Tuesday, January 12, 2010

More Craic...

And now, Ireland - part 2...

Our last day of 2009 was spent traveling across the country. Galway lies on the West coast, on the Atlantic, while Dublin is on the East coast and the Irish Sea. Our only stop along the way was at Clonmacnoise. This former monastery lays in ruins on the Shannon River and offers stunning photo opportunities with its large collection of celtic crosses and large guard towers. This must have been a fantastically beautiful place to live when it was still inhabited by the monastic Christians over a century ago.

From Clonmacnoise, we made the rest of our journey to Dublin. Most of the bus dozed in and out whilst Eunan informed us of various aspects of the lives of the Irish, including healthcare, education and the economy. My most memorable moment from this sleepy ride was when Eunan told us that New Zealand lamb was the best in the world. I can't say I disagree. :)

Our hotels were located in Dublin 4, which at one point was the most expensive locality in all of Europe to buy property. After settling into our hotels, we took a short walk around the suburb before eating dinner and getting ready for our New Year's Eve party! At most Dublin bars on New Year's Eve, huge cover charges apply and reservations are an absolute necessity. So instead, the UMass and UDel bands were brought together at our hotel for a party worthy of bringing in the New Year. What a fantastic night. For the last four years, I have spent my New Year's at work. And while this is one of the most fun nights of the year to work, celebrating with your best friends at a bar in Ireland is a much more fun way to ring in the New Year. And about 4 hours into the New Year, I headed to bed. I had to get some sleep before the parade in the morning.

=== Things to do ===
• a. Answer these from the Ireland travel post:
(i) On which coast and body of water does Galway lie?
(ii) Where was the only stop on the trip across the country to Dublin?
(iii) In which locality were the hotels in Dublin?
• b. In the rows, express the stretch from the line containing "table-row: accuracy 1.0" through the line containing "cell-annotation: (0.0%) [545, 177, 590, 193]" as a JSON list of strings, one string per line.
The rows that come next are unrelated to the text above.

(Item position entries)

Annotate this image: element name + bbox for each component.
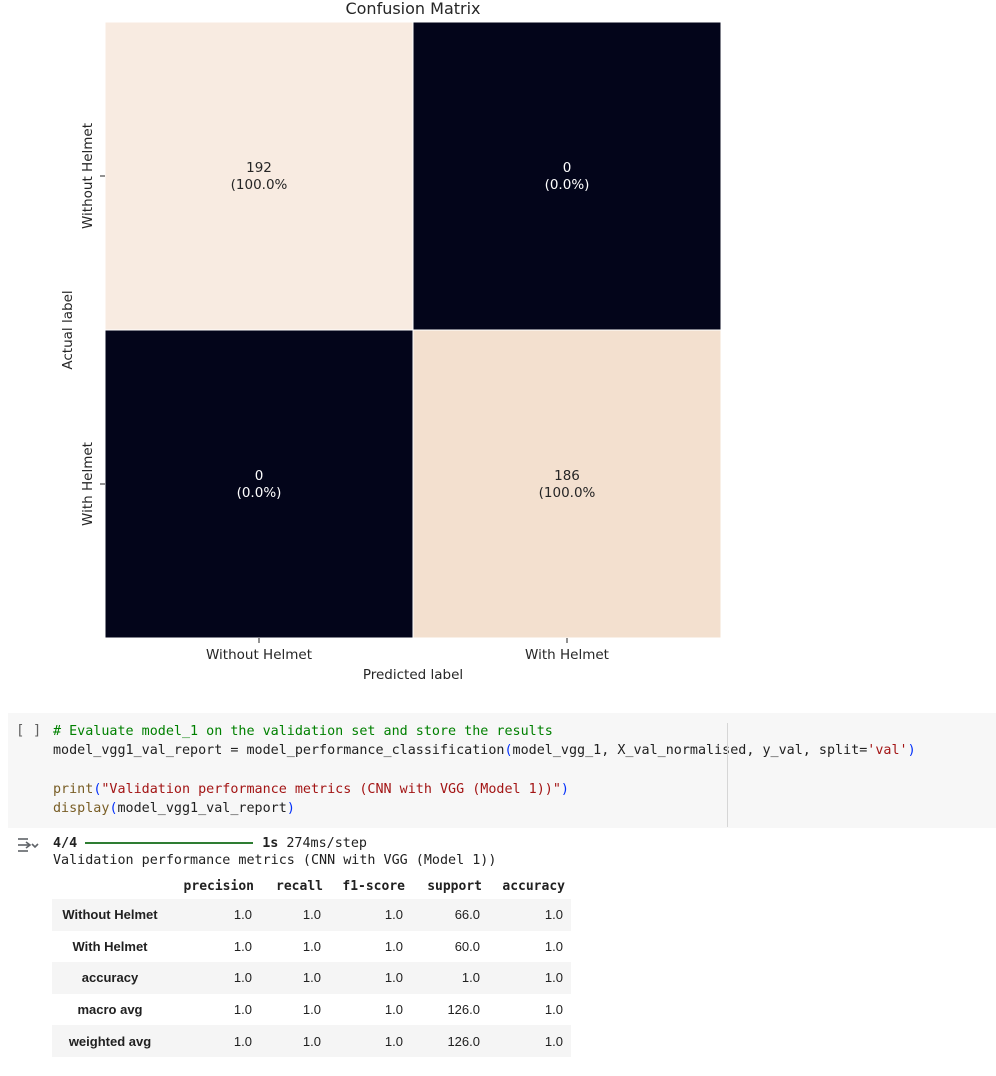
table-row: accuracy 1.0 1.0 1.0 1.0 1.0 [52, 962, 571, 994]
table-cell: 1.0 [302, 1033, 321, 1049]
cell-annotation: 0 [255, 468, 264, 484]
table-cell: 1.0 [384, 970, 403, 986]
cell-annotation: (0.0%) [545, 177, 590, 193]
code-line: model_vgg1_val_report = model_performanc… [53, 743, 916, 759]
table-cell: 1.0 [544, 1033, 563, 1049]
row-label: macro avg [77, 1002, 143, 1018]
table-cell: 126.0 [447, 1033, 480, 1049]
table-cell: 1.0 [384, 1002, 403, 1018]
table-header-row: precision recall f1-score support accura… [52, 873, 571, 899]
heatmap-cell [412, 21, 722, 331]
cell-annotation: (100.0% [539, 485, 596, 501]
report-dataframe: precision recall f1-score support accura… [52, 873, 571, 1057]
cell-output: 4/4 1s 274ms/step Validation performance … [0, 830, 996, 1076]
chart-title: Confusion Matrix [345, 0, 480, 18]
table-corner [52, 873, 168, 899]
table-cell: 1.0 [233, 1002, 252, 1018]
cell-annotation: 0 [563, 160, 572, 176]
code-cell[interactable]: [ ] # Evaluate model_1 on the validation… [8, 713, 996, 828]
column-header: accuracy [502, 878, 565, 894]
progress-time: 1s [262, 836, 279, 851]
row-label: weighted avg [68, 1033, 152, 1049]
heatmap-cell [104, 329, 414, 639]
heatmap-cell [104, 21, 414, 331]
table-cell: 1.0 [544, 938, 563, 954]
table-row: With Helmet 1.0 1.0 1.0 60.0 1.0 [52, 931, 571, 963]
cell-annotation: 186 [554, 468, 580, 484]
table-cell: 1.0 [302, 907, 321, 923]
x-tick-label: With Helmet [525, 647, 609, 663]
column-header: recall [276, 878, 323, 894]
x-tick-label: Without Helmet [206, 647, 312, 663]
code-line: print("Validation performance metrics (C… [53, 781, 569, 797]
code-line: display(model_vgg1_val_report) [53, 800, 295, 816]
row-label: Without Helmet [62, 907, 158, 923]
y-tick-label: Without Helmet [80, 123, 96, 229]
cell-annotation: (0.0%) [237, 485, 282, 501]
table-cell: 66.0 [454, 907, 480, 923]
progress-per-step: 274ms/step [286, 836, 367, 851]
table-cell: 1.0 [233, 907, 252, 923]
print-output: Validation performance metrics (CNN with… [53, 853, 497, 868]
table-cell: 126.0 [447, 1002, 480, 1018]
table-cell: 1.0 [302, 970, 321, 986]
table-cell: 1.0 [302, 1002, 321, 1018]
table-cell: 1.0 [544, 970, 563, 986]
chart-output: 192 (100.0% 0 (0.0%) 0 (0.0%) 186 (100.0% Confus… [60, 0, 722, 683]
y-axis-label: Actual label [60, 290, 76, 369]
line-length-ruler [727, 723, 728, 827]
table-cell: 60.0 [454, 938, 480, 954]
x-axis-label: Predicted label [363, 667, 463, 683]
table-cell: 1.0 [384, 938, 403, 954]
y-tick-label: With Helmet [80, 442, 96, 526]
run-indicator[interactable]: [ ] [16, 723, 42, 739]
progress-line: 4/4 1s 274ms/step [53, 835, 367, 852]
cell-annotation: (100.0% [231, 177, 288, 193]
row-label: With Helmet [72, 938, 148, 954]
table-cell: 1.0 [544, 907, 563, 923]
cell-annotation: 192 [246, 160, 272, 176]
table-row: macro avg 1.0 1.0 1.0 126.0 1.0 [52, 994, 571, 1026]
table-cell: 1.0 [302, 938, 321, 954]
table-cell: 1.0 [233, 938, 252, 954]
column-header: support [427, 878, 482, 894]
heatmap-cell [412, 329, 722, 639]
column-header: f1-score [342, 878, 405, 894]
confusion-matrix-chart: 192(100.0%0(0.0%)0(0.0%)186(100.0%Confus… [60, 0, 722, 683]
code-line: # Evaluate model_1 on the validation set… [53, 724, 553, 739]
table-cell: 1.0 [461, 970, 480, 986]
table-row: weighted avg 1.0 1.0 1.0 126.0 1.0 [52, 1025, 571, 1057]
table-row: Without Helmet 1.0 1.0 1.0 66.0 1.0 [52, 899, 571, 931]
table-cell: 1.0 [384, 907, 403, 923]
table-cell: 1.0 [544, 1002, 563, 1018]
progress-step: 4/4 [53, 836, 78, 851]
table-cell: 1.0 [233, 970, 252, 986]
table-cell: 1.0 [233, 1033, 252, 1049]
row-label: accuracy [81, 970, 139, 986]
progress-bar [85, 842, 254, 844]
column-header: precision [183, 878, 254, 894]
code-editor[interactable]: # Evaluate model_1 on the validation set… [53, 722, 916, 818]
output-toggle-icon[interactable] [16, 835, 40, 855]
table-cell: 1.0 [384, 1033, 403, 1049]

=== Answers to the tasks ===
• a.
(i) The West coast, on the Atlantic.
(ii) Clonmacnoise.
(iii) Dublin 4.

• b.
[
  "table-row: accuracy 1.0 1.0 1.0 1.0 1.0 [52, 962, 571, 994]",
  "table-cell: 1.0 [302, 1033, 321, 1049]",
  "cell-annotation: 0 [255, 468, 264, 484]",
  "table-cell: 1.0 [384, 970, 403, 986]",
  "cell-annotation: (0.0%) [545, 177, 590, 193]"
]